[Begin Input data]

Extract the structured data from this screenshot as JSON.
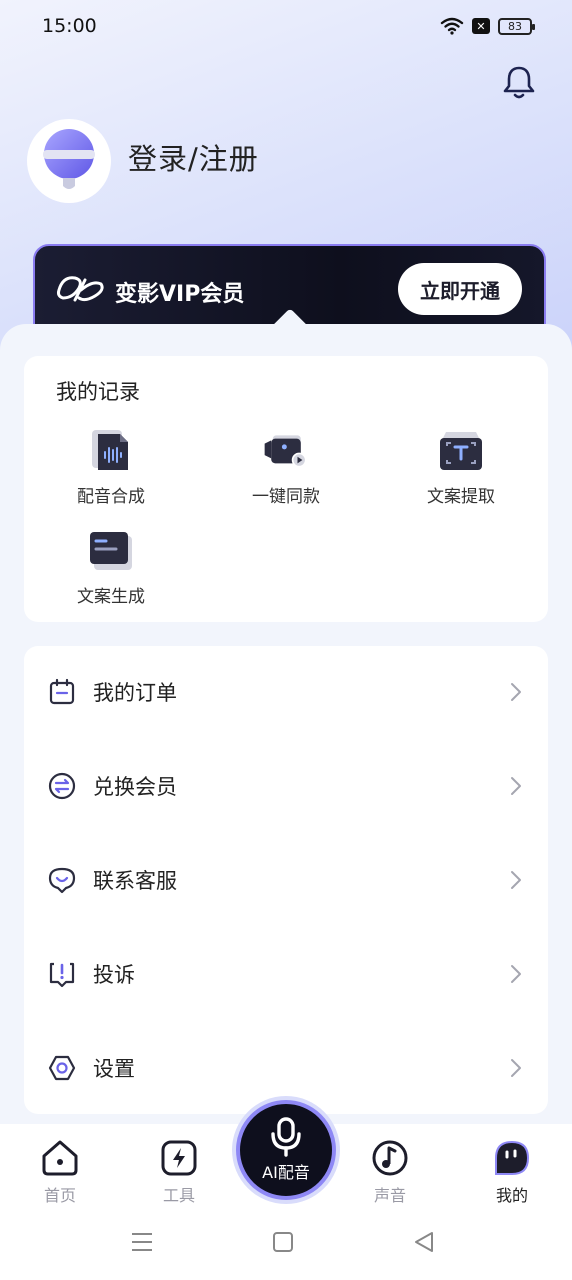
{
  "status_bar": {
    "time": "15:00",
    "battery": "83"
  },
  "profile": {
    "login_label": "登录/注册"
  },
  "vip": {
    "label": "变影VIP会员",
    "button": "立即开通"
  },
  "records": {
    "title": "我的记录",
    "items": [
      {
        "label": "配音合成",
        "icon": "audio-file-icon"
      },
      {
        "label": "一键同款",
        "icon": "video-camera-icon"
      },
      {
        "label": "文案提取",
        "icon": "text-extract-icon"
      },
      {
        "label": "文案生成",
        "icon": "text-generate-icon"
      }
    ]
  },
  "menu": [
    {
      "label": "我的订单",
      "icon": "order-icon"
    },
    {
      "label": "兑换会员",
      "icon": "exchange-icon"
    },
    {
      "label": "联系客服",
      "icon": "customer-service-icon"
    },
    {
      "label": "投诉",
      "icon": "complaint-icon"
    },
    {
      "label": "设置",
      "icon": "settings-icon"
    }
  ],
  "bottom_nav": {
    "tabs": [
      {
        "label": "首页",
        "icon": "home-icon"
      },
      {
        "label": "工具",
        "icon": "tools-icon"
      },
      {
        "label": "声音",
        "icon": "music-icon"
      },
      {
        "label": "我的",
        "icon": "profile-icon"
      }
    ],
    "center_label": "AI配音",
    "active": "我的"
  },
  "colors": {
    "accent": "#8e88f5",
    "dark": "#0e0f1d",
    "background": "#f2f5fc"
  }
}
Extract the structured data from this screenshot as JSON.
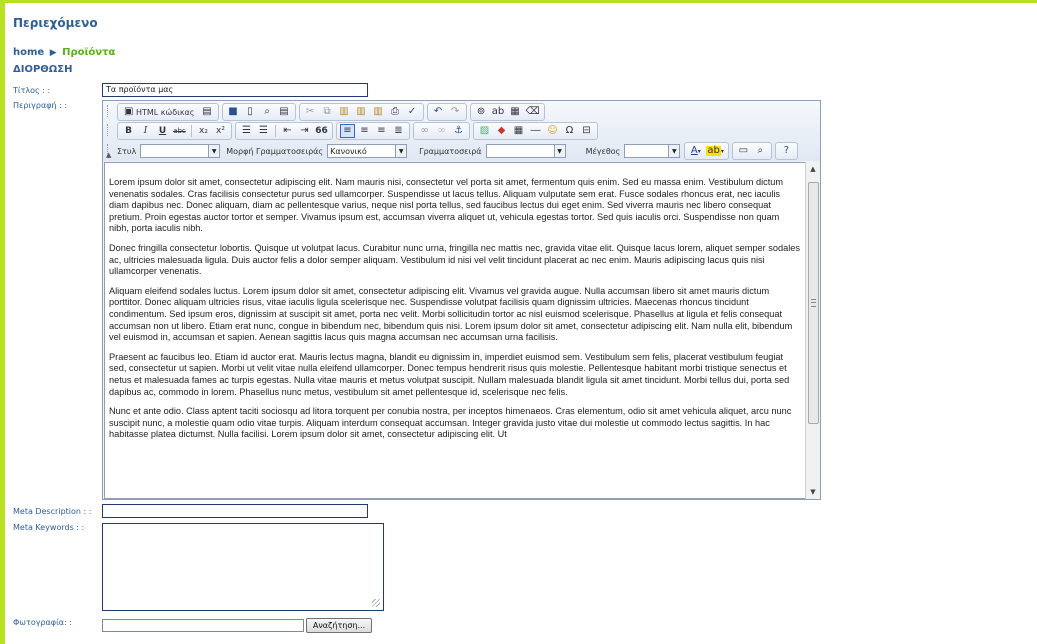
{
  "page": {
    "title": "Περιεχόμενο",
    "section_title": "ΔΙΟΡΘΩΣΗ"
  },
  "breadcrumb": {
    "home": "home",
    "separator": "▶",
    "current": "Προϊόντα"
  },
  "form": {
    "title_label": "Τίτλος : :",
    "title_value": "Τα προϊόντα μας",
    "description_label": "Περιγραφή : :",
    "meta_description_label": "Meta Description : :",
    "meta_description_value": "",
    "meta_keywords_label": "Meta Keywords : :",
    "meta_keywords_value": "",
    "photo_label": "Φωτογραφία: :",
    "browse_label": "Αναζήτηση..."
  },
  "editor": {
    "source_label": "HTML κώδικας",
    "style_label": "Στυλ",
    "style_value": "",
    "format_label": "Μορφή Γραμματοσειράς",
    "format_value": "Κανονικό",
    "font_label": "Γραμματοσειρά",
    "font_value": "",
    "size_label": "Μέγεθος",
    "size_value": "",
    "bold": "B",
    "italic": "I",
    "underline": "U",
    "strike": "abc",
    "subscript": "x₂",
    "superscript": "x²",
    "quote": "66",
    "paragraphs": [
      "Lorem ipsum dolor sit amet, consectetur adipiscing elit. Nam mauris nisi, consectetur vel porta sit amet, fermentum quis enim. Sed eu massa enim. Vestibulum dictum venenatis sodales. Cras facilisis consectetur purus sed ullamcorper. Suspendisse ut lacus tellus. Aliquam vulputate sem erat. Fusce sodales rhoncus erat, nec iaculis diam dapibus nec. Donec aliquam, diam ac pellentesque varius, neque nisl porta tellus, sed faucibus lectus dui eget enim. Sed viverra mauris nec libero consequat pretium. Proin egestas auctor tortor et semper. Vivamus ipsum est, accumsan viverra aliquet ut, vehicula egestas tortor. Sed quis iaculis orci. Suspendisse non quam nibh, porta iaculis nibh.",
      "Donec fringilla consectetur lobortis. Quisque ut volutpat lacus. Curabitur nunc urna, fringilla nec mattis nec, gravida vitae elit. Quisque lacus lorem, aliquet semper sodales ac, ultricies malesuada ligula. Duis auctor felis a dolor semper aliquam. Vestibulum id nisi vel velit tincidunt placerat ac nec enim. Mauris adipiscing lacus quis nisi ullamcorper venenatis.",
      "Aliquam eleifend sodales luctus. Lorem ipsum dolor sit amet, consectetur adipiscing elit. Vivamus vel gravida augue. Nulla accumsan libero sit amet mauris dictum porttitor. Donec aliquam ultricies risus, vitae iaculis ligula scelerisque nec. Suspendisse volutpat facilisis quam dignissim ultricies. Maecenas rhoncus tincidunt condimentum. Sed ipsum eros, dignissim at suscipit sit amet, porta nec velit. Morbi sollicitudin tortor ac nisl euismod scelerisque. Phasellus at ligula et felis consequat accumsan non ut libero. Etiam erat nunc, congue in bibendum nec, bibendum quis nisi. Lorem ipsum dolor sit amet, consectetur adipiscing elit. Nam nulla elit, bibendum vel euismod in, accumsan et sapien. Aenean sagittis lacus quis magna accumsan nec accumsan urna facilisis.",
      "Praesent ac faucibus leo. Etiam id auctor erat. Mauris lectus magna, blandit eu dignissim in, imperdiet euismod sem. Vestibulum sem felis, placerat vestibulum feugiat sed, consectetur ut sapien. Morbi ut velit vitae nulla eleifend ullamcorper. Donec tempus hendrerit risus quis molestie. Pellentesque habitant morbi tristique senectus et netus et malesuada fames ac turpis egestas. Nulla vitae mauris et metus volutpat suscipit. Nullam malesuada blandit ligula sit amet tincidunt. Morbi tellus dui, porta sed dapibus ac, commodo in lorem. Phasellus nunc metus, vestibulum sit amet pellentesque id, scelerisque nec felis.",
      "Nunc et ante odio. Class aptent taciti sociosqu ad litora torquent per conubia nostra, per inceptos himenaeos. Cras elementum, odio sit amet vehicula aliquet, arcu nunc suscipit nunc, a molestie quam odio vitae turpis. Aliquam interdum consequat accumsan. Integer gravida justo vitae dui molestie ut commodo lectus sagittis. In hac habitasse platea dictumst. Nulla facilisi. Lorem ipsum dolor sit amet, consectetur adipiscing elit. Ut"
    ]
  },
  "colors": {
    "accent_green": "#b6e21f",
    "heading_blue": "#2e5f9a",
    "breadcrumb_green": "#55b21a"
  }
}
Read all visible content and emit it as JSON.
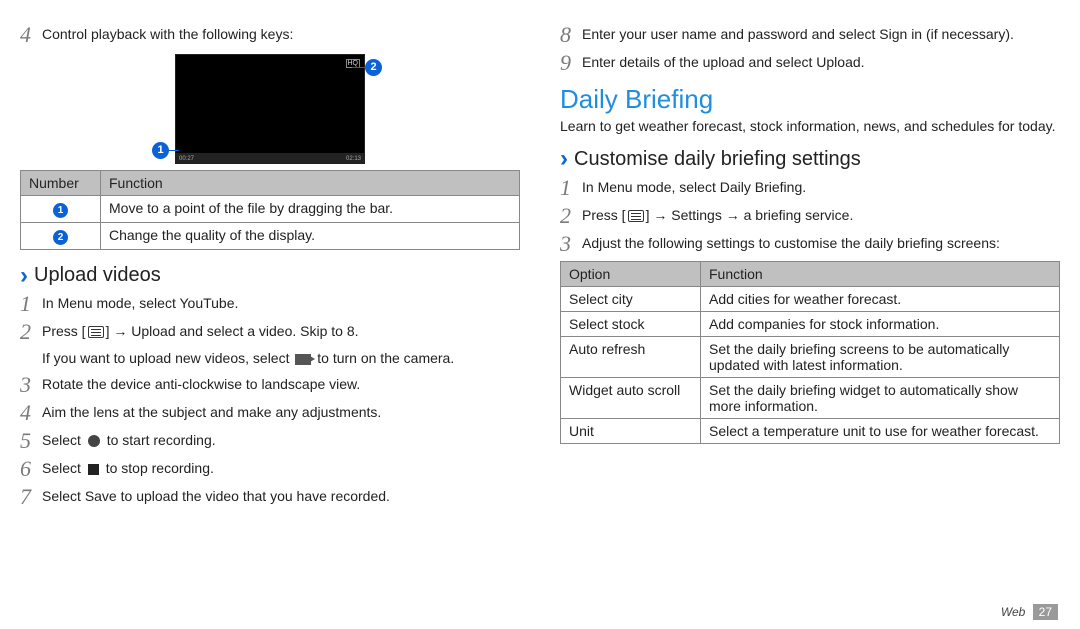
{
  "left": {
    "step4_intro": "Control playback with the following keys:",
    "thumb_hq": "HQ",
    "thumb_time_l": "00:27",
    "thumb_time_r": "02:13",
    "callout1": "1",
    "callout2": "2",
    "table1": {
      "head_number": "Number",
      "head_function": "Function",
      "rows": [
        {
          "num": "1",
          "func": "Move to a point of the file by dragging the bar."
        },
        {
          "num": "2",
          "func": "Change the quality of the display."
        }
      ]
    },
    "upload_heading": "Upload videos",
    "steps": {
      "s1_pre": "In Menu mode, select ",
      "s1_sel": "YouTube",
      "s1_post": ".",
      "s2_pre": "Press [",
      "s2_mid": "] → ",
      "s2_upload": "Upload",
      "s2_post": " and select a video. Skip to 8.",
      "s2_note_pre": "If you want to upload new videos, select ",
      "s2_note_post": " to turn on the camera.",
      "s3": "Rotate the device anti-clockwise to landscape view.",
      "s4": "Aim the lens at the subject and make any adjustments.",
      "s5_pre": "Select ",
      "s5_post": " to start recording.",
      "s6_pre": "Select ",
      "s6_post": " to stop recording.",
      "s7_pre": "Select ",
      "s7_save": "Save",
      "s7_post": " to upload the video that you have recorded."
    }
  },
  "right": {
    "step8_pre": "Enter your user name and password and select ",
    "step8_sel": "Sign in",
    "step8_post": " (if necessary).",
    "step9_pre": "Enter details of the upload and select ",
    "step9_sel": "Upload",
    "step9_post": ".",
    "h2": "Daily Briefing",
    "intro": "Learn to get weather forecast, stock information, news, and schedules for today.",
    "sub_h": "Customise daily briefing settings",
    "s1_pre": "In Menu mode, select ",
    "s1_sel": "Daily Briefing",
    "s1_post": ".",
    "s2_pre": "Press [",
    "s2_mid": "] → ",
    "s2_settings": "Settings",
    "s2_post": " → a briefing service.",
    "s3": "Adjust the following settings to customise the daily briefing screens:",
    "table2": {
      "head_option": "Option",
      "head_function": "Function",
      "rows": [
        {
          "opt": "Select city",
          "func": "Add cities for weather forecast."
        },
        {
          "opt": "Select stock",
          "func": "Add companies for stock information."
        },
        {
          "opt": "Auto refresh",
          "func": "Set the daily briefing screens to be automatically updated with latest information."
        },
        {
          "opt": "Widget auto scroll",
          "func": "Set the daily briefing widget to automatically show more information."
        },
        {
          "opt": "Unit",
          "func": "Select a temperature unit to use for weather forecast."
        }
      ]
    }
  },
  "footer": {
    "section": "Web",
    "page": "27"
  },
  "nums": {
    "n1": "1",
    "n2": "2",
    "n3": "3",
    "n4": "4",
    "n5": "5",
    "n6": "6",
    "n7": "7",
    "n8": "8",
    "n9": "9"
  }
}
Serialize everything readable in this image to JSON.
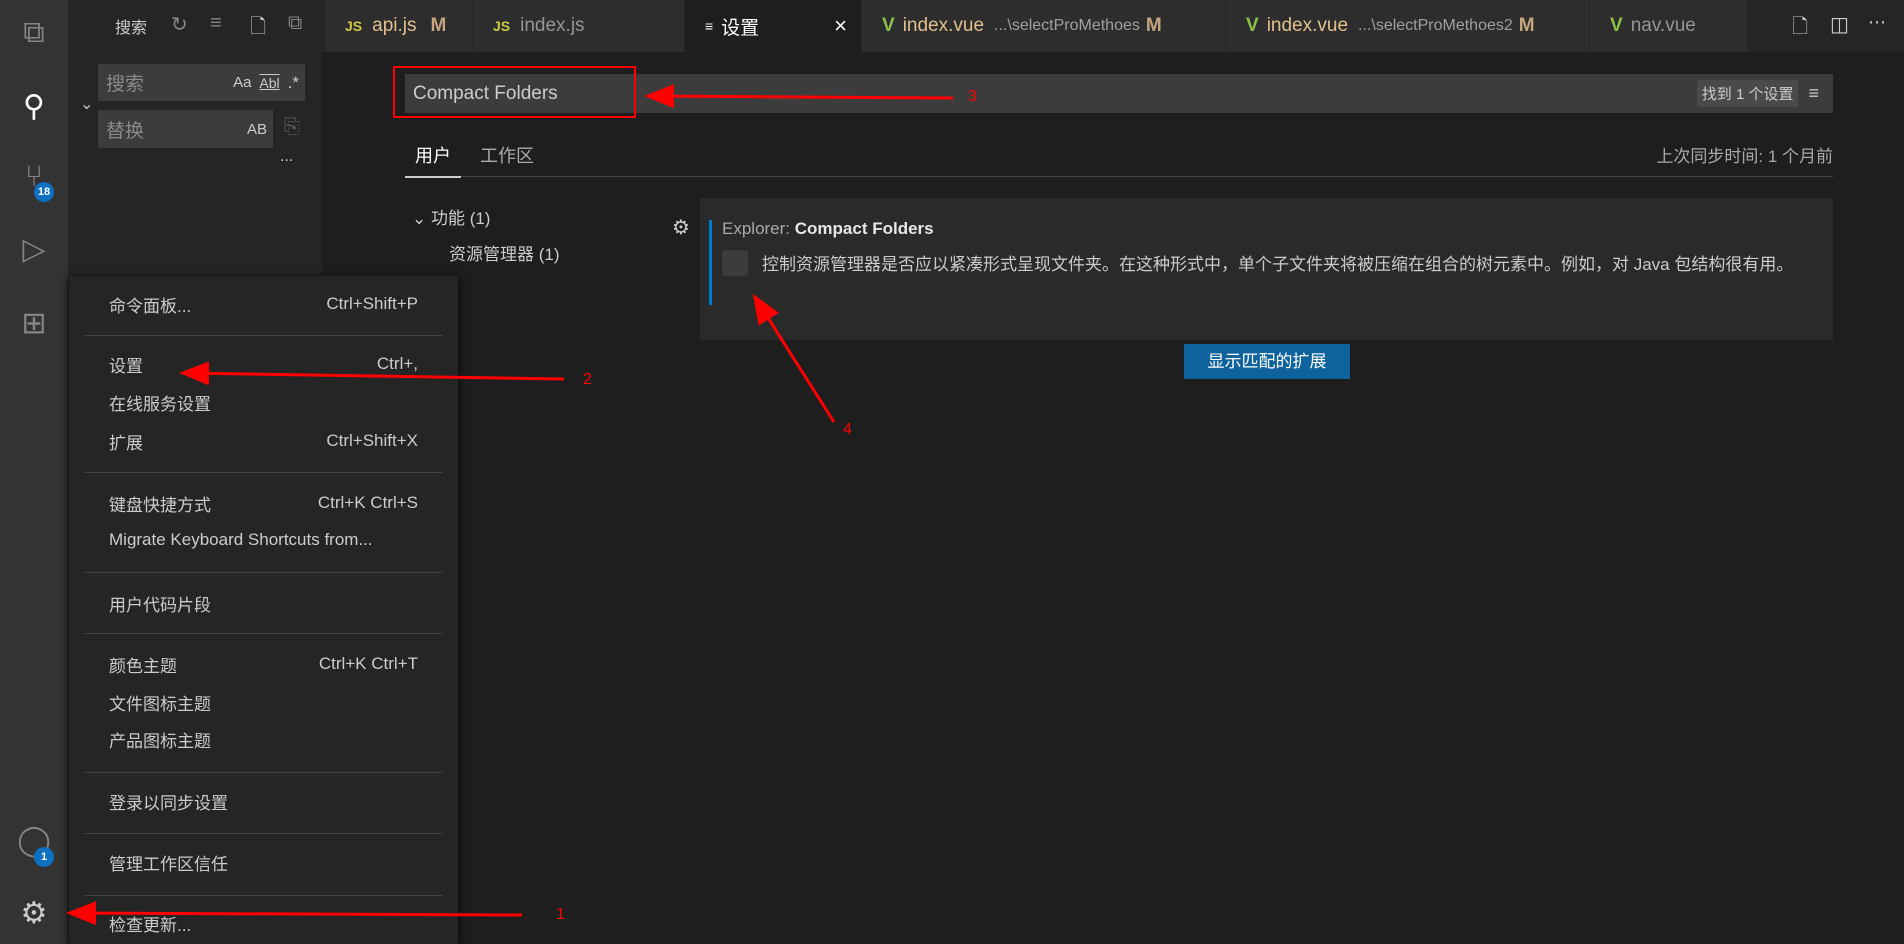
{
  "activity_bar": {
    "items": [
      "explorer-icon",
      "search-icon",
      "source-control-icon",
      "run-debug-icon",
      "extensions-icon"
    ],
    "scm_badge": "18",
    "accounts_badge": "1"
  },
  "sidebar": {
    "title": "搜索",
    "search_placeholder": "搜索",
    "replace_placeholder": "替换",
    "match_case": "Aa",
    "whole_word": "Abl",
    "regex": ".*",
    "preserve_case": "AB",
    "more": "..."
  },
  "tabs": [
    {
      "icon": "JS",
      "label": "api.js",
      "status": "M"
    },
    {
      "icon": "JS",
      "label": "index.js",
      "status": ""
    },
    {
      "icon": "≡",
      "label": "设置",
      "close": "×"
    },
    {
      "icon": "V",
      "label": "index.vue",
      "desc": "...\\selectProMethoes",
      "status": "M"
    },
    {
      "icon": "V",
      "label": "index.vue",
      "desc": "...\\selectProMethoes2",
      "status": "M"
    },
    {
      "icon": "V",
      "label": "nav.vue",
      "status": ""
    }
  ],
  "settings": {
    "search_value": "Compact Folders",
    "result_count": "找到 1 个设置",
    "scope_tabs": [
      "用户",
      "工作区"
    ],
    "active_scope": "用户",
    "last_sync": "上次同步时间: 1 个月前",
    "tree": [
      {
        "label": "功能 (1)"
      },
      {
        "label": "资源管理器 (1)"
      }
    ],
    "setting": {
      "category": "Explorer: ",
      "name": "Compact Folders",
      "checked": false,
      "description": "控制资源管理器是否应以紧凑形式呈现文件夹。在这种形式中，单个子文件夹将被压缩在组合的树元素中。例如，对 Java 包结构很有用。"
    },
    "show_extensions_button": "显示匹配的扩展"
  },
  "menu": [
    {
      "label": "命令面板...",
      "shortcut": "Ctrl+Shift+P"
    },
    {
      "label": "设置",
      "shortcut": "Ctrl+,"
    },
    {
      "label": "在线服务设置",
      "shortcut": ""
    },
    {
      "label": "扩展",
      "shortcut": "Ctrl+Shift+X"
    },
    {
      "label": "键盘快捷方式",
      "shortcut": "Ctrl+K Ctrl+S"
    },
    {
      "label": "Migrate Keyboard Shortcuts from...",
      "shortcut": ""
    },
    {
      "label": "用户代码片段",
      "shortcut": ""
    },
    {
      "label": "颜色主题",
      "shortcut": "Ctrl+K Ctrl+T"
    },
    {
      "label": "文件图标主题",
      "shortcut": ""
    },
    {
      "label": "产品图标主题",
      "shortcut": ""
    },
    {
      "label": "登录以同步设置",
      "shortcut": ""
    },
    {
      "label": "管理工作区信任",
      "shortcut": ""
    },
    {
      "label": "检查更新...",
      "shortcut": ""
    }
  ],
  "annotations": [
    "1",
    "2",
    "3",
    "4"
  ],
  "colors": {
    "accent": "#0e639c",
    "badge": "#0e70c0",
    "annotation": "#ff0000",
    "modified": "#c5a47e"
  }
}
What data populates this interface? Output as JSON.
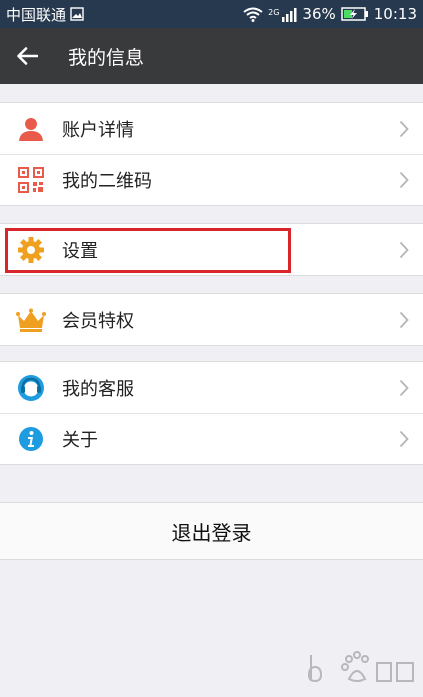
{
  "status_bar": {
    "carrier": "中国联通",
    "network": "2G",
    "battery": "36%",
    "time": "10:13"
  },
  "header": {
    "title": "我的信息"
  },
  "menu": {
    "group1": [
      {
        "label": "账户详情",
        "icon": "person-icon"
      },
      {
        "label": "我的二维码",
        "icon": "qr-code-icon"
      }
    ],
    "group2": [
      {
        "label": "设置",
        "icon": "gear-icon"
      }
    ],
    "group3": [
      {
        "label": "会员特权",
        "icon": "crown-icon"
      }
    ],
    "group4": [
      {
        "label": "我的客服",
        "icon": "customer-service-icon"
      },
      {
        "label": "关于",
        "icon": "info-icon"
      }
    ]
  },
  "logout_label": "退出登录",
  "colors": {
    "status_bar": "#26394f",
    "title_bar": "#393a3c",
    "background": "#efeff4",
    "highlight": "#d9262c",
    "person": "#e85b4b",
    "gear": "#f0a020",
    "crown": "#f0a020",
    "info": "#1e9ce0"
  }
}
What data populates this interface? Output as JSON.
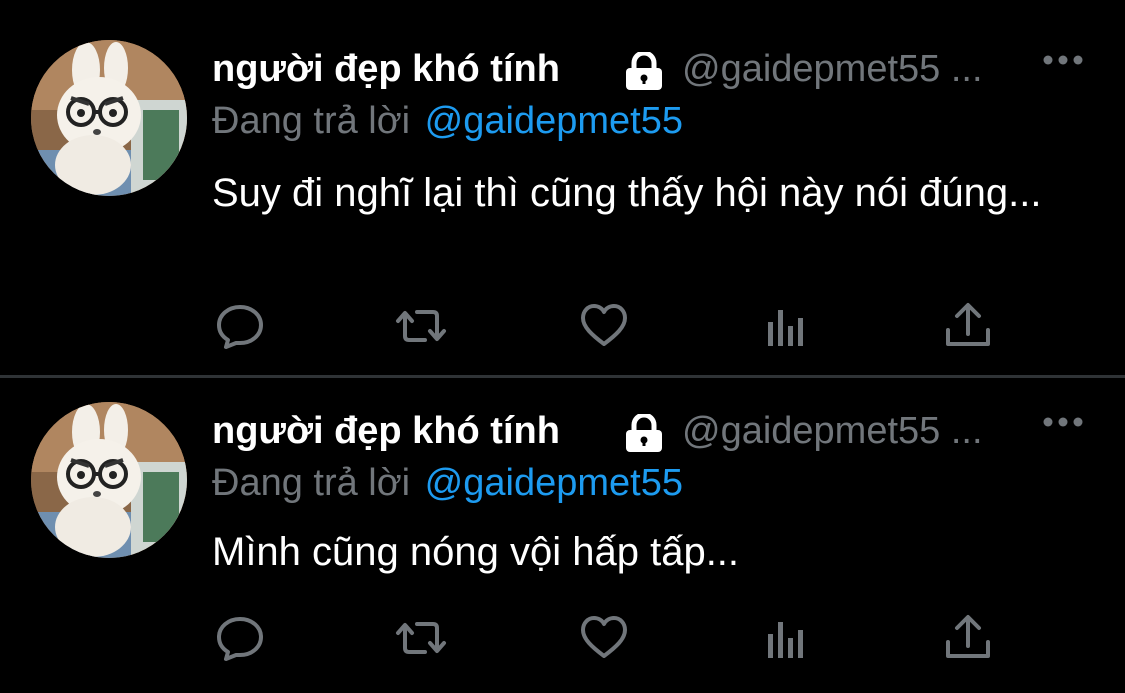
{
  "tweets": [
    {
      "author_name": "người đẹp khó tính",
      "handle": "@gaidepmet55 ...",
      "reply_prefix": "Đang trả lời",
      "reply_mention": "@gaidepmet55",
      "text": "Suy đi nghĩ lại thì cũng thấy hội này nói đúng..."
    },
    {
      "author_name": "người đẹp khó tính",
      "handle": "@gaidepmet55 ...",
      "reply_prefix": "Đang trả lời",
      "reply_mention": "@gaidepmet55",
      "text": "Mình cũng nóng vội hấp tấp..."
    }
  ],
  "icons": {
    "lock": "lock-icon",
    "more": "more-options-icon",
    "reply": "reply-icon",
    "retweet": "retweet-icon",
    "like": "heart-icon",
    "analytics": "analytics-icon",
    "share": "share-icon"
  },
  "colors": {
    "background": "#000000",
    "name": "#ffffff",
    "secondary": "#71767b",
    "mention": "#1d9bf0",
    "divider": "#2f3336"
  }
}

[End Input data]

Collect the lines of the records that include the string "auctor".

      "Lorem ipsum dolor sit amet, consectetur adipiscing elit. Nam mauris nisi, consectetur vel porta sit amet, fermentum quis enim. Sed eu massa enim. Vestibulum dictum venenatis sodales. Cras facilisis consectetur purus sed ullamcorper. Suspendisse ut lacus tellus. Aliquam vulputate sem erat. Fusce sodales rhoncus erat, nec iaculis diam dapibus nec. Donec aliquam, diam ac pellentesque varius, neque nisl porta tellus, sed faucibus lectus dui eget enim. Sed viverra mauris nec libero consequat pretium. Proin egestas auctor tortor et semper. Vivamus ipsum est, accumsan viverra aliquet ut, vehicula egestas tortor. Sed quis iaculis orci. Suspendisse non quam nibh, porta iaculis nibh.",
      "Donec fringilla consectetur lobortis. Quisque ut volutpat lacus. Curabitur nunc urna, fringilla nec mattis nec, gravida vitae elit. Quisque lacus lorem, aliquet semper sodales ac, ultricies malesuada ligula. Duis auctor felis a dolor semper aliquam. Vestibulum id nisi vel velit tincidunt placerat ac nec enim. Mauris adipiscing lacus quis nisi ullamcorper venenatis.",
      "Praesent ac faucibus leo. Etiam id auctor erat. Mauris lectus magna, blandit eu dignissim in, imperdiet euismod sem. Vestibulum sem felis, placerat vestibulum feugiat sed, consectetur ut sapien. Morbi ut velit vitae nulla eleifend ullamcorper. Donec tempus hendrerit risus quis molestie. Pellentesque habitant morbi tristique senectus et netus et malesuada fames ac turpis egestas. Nulla vitae mauris et metus volutpat suscipit. Nullam malesuada blandit ligula sit amet tincidunt. Morbi tellus dui, porta sed dapibus ac, commodo in lorem. Phasellus nunc metus, vestibulum sit amet pellentesque id, scelerisque nec felis.",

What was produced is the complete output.